== WHAT YOU ARE ASKED TO DO ==
Pull out from the material below all lines with "hafta".

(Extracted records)

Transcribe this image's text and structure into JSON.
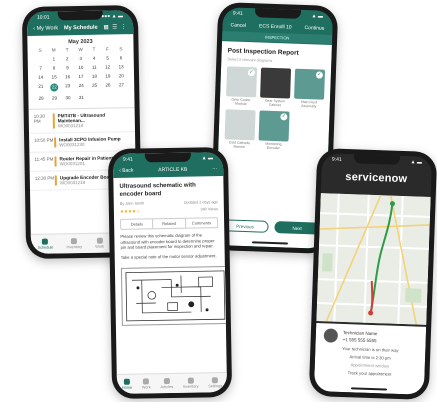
{
  "phone1": {
    "status": {
      "time": "10:01",
      "signal": "●●● ▲ ▬"
    },
    "nav": {
      "back": "‹ My Work",
      "title": "My Schedule"
    },
    "month": "May 2023",
    "dow": [
      "S",
      "M",
      "T",
      "W",
      "T",
      "F",
      "S"
    ],
    "weeks": [
      [
        "",
        "1",
        "2",
        "3",
        "4",
        "5",
        "6"
      ],
      [
        "7",
        "8",
        "9",
        "10",
        "11",
        "12",
        "13"
      ],
      [
        "14",
        "15",
        "16",
        "17",
        "18",
        "19",
        "20"
      ],
      [
        "21",
        "22",
        "23",
        "24",
        "25",
        "26",
        "27"
      ],
      [
        "28",
        "29",
        "30",
        "31",
        "",
        "",
        ""
      ]
    ],
    "today": "22",
    "events": [
      {
        "time": "10:30 PM",
        "title": "PMT47B - Ultrasound Maintenan...",
        "sub": "WO0031218"
      },
      {
        "time": "10:50 PM",
        "title": "Install 3CPO Infusion Pump",
        "sub": "WO0031230"
      },
      {
        "time": "11:45 PM",
        "title": "Router Repair in Patient W...",
        "sub": "WO0031201"
      },
      {
        "time": "12:30 PM",
        "title": "Upgrade Encoder Board",
        "sub": "WO0031219"
      }
    ],
    "tabs": [
      "Schedule",
      "Inventory",
      "Work",
      "Reports"
    ]
  },
  "phone2": {
    "status": {
      "time": "9:41",
      "signal": "▲ ▬"
    },
    "nav": {
      "left": "Cancel",
      "center": "ECS Enrolll 10",
      "right": "Continue"
    },
    "subhead": "INSPECTION",
    "title": "Post Inspection Report",
    "hint": "Select 3 relevant diagrams",
    "tiles": [
      {
        "cap": "Gear Cooler Module",
        "style": "lt",
        "checked": true
      },
      {
        "cap": "Gear System Cabinet",
        "style": "dk",
        "checked": false
      },
      {
        "cap": "Main Fluid Assembly",
        "style": "tl",
        "checked": true
      },
      {
        "cap": "Cold Cathode Monitor",
        "style": "lt",
        "checked": false
      },
      {
        "cap": "Monitoring Encoder",
        "style": "tl",
        "checked": true
      }
    ],
    "check_glyph": "✓",
    "btn_prev": "Previous",
    "btn_next": "Next"
  },
  "phone3": {
    "status": {
      "time": "9:41",
      "signal": "▲ ▬"
    },
    "nav": {
      "back": "‹ Back",
      "title": "ARTICLE KB"
    },
    "title": "Ultrasound schematic with encoder board",
    "author": "By John Smith",
    "updated": "Updated 2 days ago",
    "stars": "★★★★☆",
    "views": "340 Views",
    "tabs": [
      "Details",
      "Related",
      "Comments"
    ],
    "para1": "Please review this schematic diagram of the ultrasound with encoder board to determine proper pin and board placement for inspection and repair.",
    "para2": "Take a special note of the motor sensor adjustment.",
    "tabs_bottom": [
      "Home",
      "Work",
      "Articles",
      "Inventory",
      "Settings"
    ]
  },
  "phone4": {
    "status": {
      "time": "9:41",
      "signal": "▲ ▬"
    },
    "brand": "servicenow",
    "tech_name": "Technician Name",
    "tech_phone": "+1 555 555 5555",
    "line1": "Your technician is on their way",
    "line2": "Arrival time is 2:30 pm",
    "line3": "Appointment window",
    "line4": "Track your appointment"
  }
}
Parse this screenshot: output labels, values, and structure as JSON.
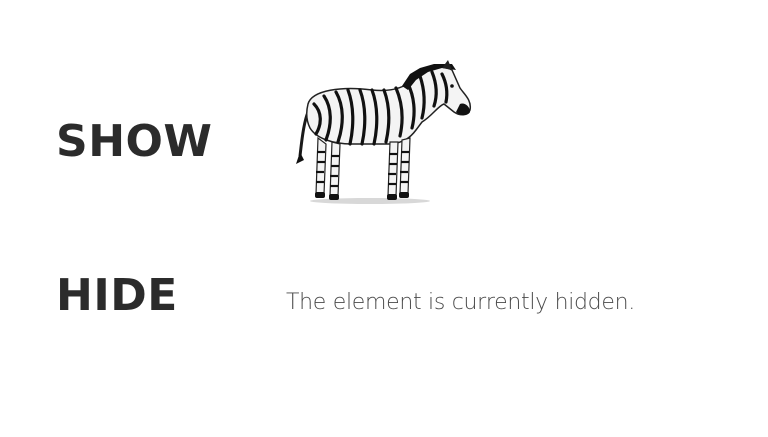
{
  "controls": {
    "show_label": "SHOW",
    "hide_label": "HIDE"
  },
  "content": {
    "hidden_message": "The element is currently hidden."
  },
  "image": {
    "subject": "zebra"
  },
  "colors": {
    "background": "#ffffff",
    "label_text": "#2b2b2b",
    "message_text": "#4a4a4a"
  }
}
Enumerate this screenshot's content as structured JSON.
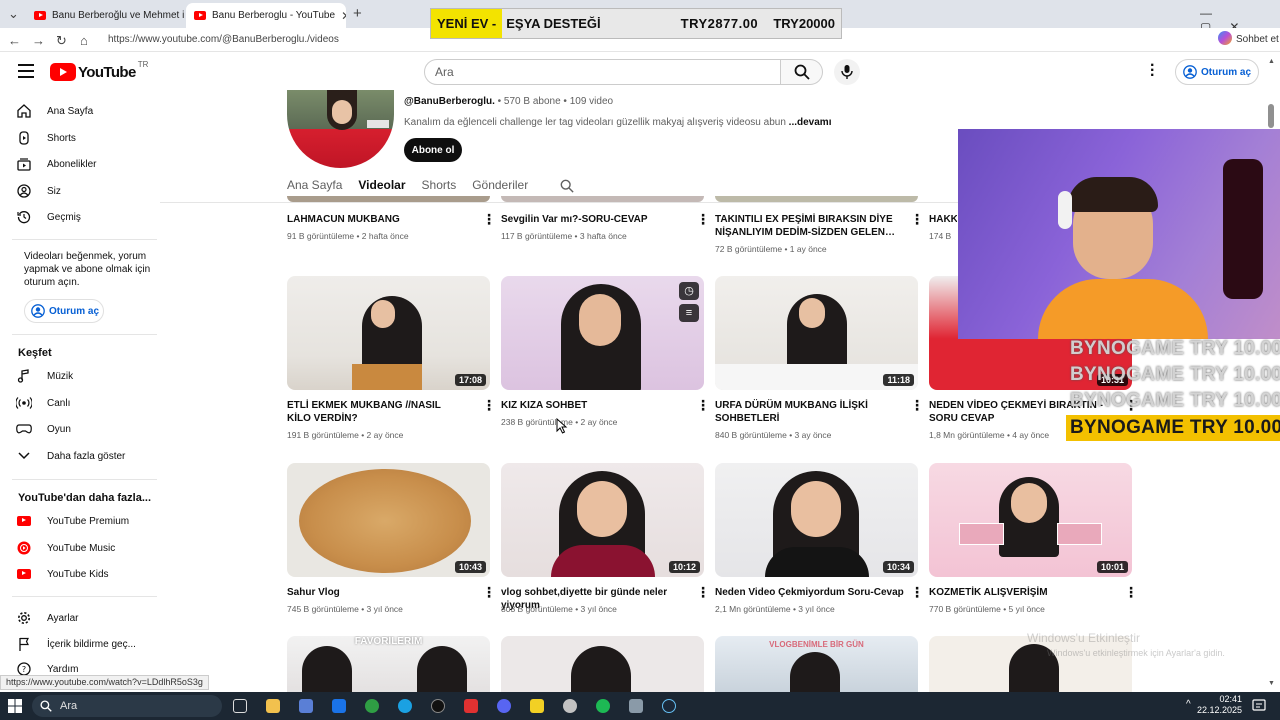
{
  "browser": {
    "tabs": [
      {
        "title": "Banu Berberoğlu ve Mehmet ile Bi…",
        "active": false
      },
      {
        "title": "Banu Berberoglu - YouTube",
        "active": true
      }
    ],
    "url": "https://www.youtube.com/@BanuBerberoglu./videos",
    "copilot_label": "Sohbet et"
  },
  "overlay": {
    "banner_new": "YENİ EV -",
    "banner_item": "EŞYA DESTEĞİ",
    "banner_current": "TRY2877.00",
    "banner_goal": "TRY20000",
    "donations": [
      "BYNOGAME  TRY 10.00",
      "BYNOGAME  TRY 10.00",
      "BYNOGAME  TRY 10.00",
      "BYNOGAME  TRY 10.00"
    ]
  },
  "header": {
    "logo_word": "YouTube",
    "region": "TR",
    "search_placeholder": "Ara",
    "signin_label": "Oturum aç"
  },
  "sidebar": {
    "main": [
      {
        "label": "Ana Sayfa",
        "icon": "home-icon"
      },
      {
        "label": "Shorts",
        "icon": "shorts-icon"
      },
      {
        "label": "Abonelikler",
        "icon": "subscriptions-icon"
      },
      {
        "label": "Siz",
        "icon": "you-icon"
      },
      {
        "label": "Geçmiş",
        "icon": "history-icon"
      }
    ],
    "signin_note": "Videoları beğenmek, yorum yapmak ve abone olmak için oturum açın.",
    "signin_label": "Oturum aç",
    "explore_heading": "Keşfet",
    "explore": [
      {
        "label": "Müzik",
        "icon": "music-icon"
      },
      {
        "label": "Canlı",
        "icon": "live-icon"
      },
      {
        "label": "Oyun",
        "icon": "gaming-icon"
      },
      {
        "label": "Daha fazla göster",
        "icon": "chevron-down-icon"
      }
    ],
    "more_heading": "YouTube'dan daha fazla...",
    "more": [
      {
        "label": "YouTube Premium"
      },
      {
        "label": "YouTube Music"
      },
      {
        "label": "YouTube Kids"
      }
    ],
    "settings": [
      {
        "label": "Ayarlar",
        "icon": "gear-icon"
      },
      {
        "label": "İçerik bildirme geç...",
        "icon": "flag-icon"
      },
      {
        "label": "Yardım",
        "icon": "help-icon"
      }
    ]
  },
  "channel": {
    "handle": "@BanuBerberoglu.",
    "meta": " • 570 B abone • 109 video",
    "description": "Kanalım da eğlenceli challenge ler tag videoları güzellik makyaj alışveriş videosu  abun",
    "more_link": "...devamı",
    "subscribe_label": "Abone ol",
    "tabs": [
      "Ana Sayfa",
      "Videolar",
      "Shorts",
      "Gönderiler"
    ],
    "active_tab": "Videolar"
  },
  "videos_row1": [
    {
      "title": "LAHMACUN MUKBANG",
      "meta": "91 B görüntüleme • 2 hafta önce"
    },
    {
      "title": "Sevgilin Var mı?-SORU-CEVAP",
      "meta": "117 B görüntüleme • 3 hafta önce"
    },
    {
      "title": "TAKINTILI EX PEŞİMİ BIRAKSIN DİYE NİŞANLIYIM DEDİM-SİZDEN GELEN…",
      "meta": "72 B görüntüleme • 1 ay önce"
    },
    {
      "title": "HAKKI",
      "meta": "174 B"
    }
  ],
  "videos_row2": [
    {
      "title": "ETLİ EKMEK MUKBANG //NASIL KİLO VERDİN?",
      "meta": "191 B görüntüleme • 2 ay önce",
      "duration": "17:08"
    },
    {
      "title": "KIZ KIZA SOHBET",
      "meta": "238 B görüntüleme • 2 ay önce",
      "duration": ""
    },
    {
      "title": "URFA DÜRÜM MUKBANG İLİŞKİ SOHBETLERİ",
      "meta": "840 B görüntüleme • 3 ay önce",
      "duration": "11:18"
    },
    {
      "title": "NEDEN VİDEO ÇEKMEYİ BIRAKTIN - SORU CEVAP",
      "meta": "1,8 Mn görüntüleme • 4 ay önce",
      "duration": "10:31"
    }
  ],
  "videos_row3": [
    {
      "title": "Sahur Vlog",
      "meta": "745 B görüntüleme • 3 yıl önce",
      "duration": "10:43"
    },
    {
      "title": "vlog sohbet,diyette bir günde neler yiyorum",
      "meta": "803 B görüntüleme • 3 yıl önce",
      "duration": "10:12"
    },
    {
      "title": "Neden Video Çekmiyordum Soru-Cevap",
      "meta": "2,1 Mn görüntüleme • 3 yıl önce",
      "duration": "10:34"
    },
    {
      "title": "KOZMETİK ALIŞVERİŞİM",
      "meta": "770 B görüntüleme • 5 yıl önce",
      "duration": "10:01"
    }
  ],
  "row4_labels": [
    "FAVORİLERİM",
    "VLOGBENİMLE BİR GÜN"
  ],
  "status_url": "https://www.youtube.com/watch?v=LDdlhR5oS3g",
  "watermark": {
    "line1": "Windows'u Etkinleştir",
    "line2": "Windows'u etkinleştirmek için Ayarlar'a gidin."
  },
  "taskbar": {
    "search": "Ara",
    "time": "02:41",
    "date": "22.12.2025"
  }
}
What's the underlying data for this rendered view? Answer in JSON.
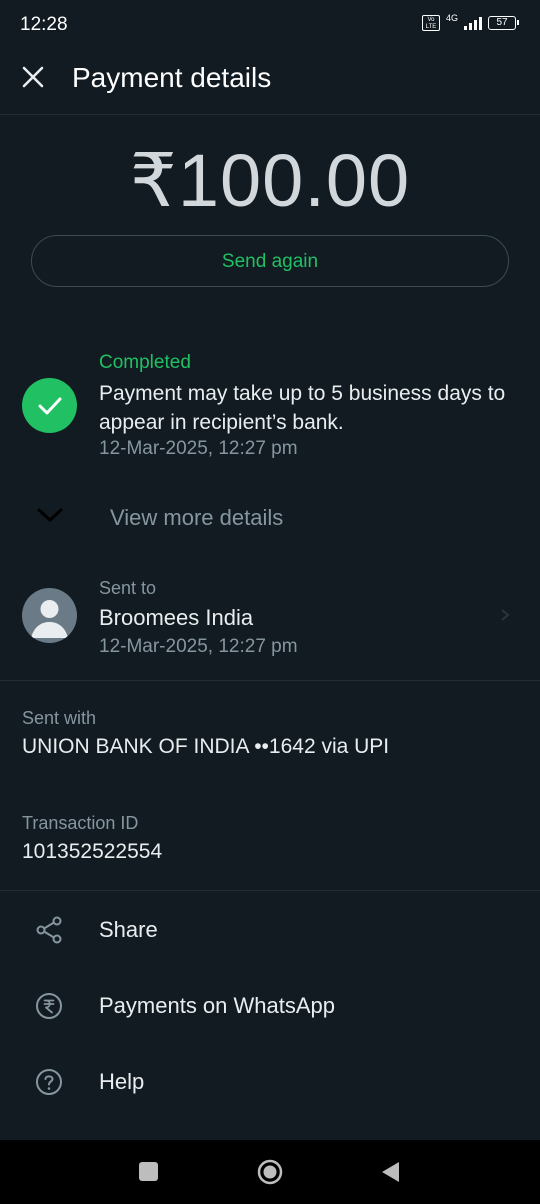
{
  "status_bar": {
    "time": "12:28",
    "network": "4G",
    "battery": "57",
    "volte": "Vo LTE"
  },
  "header": {
    "title": "Payment details",
    "close_icon": "close-icon"
  },
  "payment": {
    "amount": "₹100.00",
    "send_again_label": "Send again"
  },
  "status": {
    "state": "Completed",
    "message": "Payment may take up to 5 business days to appear in recipient’s bank.",
    "timestamp": "12-Mar-2025, 12:27 pm",
    "icon": "check-icon"
  },
  "more_details": {
    "label": "View more details",
    "icon": "chevron-down-icon"
  },
  "recipient": {
    "label": "Sent to",
    "name": "Broomees India",
    "timestamp": "12-Mar-2025, 12:27 pm",
    "icon": "avatar-icon"
  },
  "sent_with": {
    "label": "Sent with",
    "value": "UNION BANK OF INDIA ••1642 via UPI"
  },
  "transaction": {
    "label": "Transaction ID",
    "value": "101352522554"
  },
  "actions": [
    {
      "label": "Share",
      "icon": "share-icon"
    },
    {
      "label": "Payments on WhatsApp",
      "icon": "rupee-icon"
    },
    {
      "label": "Help",
      "icon": "help-icon"
    }
  ],
  "colors": {
    "background": "#111b21",
    "accent": "#21c063",
    "secondary_text": "#8696a0",
    "primary_text": "#e9edef"
  }
}
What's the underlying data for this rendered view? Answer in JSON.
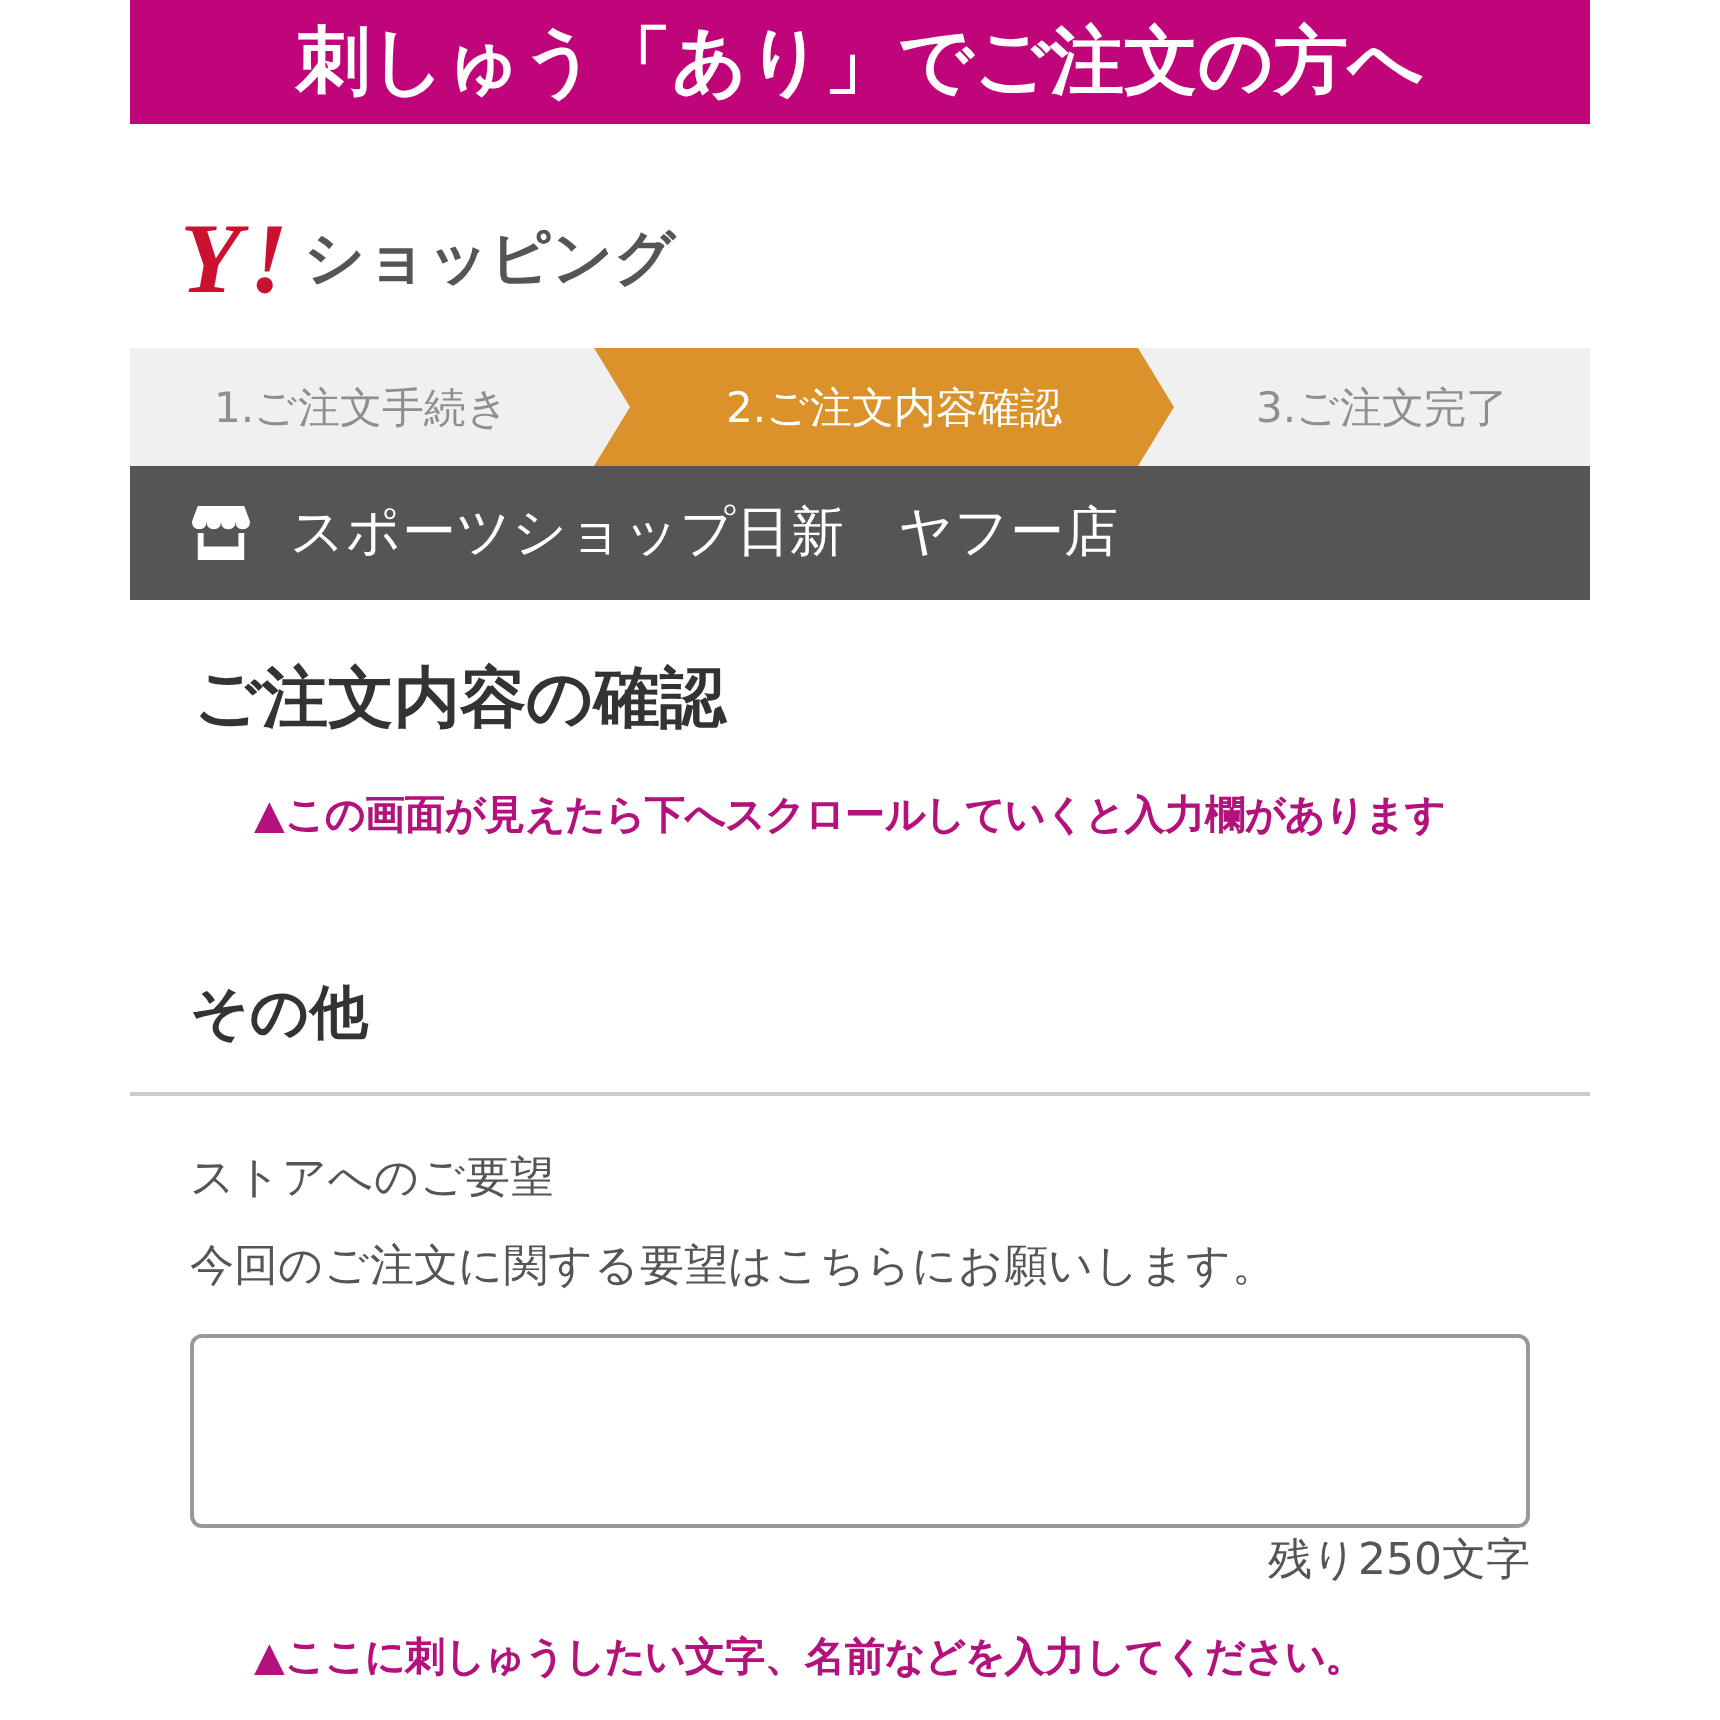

== COMPLETED TASK ==
      "meta": "91 B görüntüleme • 2 hafta önce"
      "meta": "117 B görüntüleme • 3 hafta önce"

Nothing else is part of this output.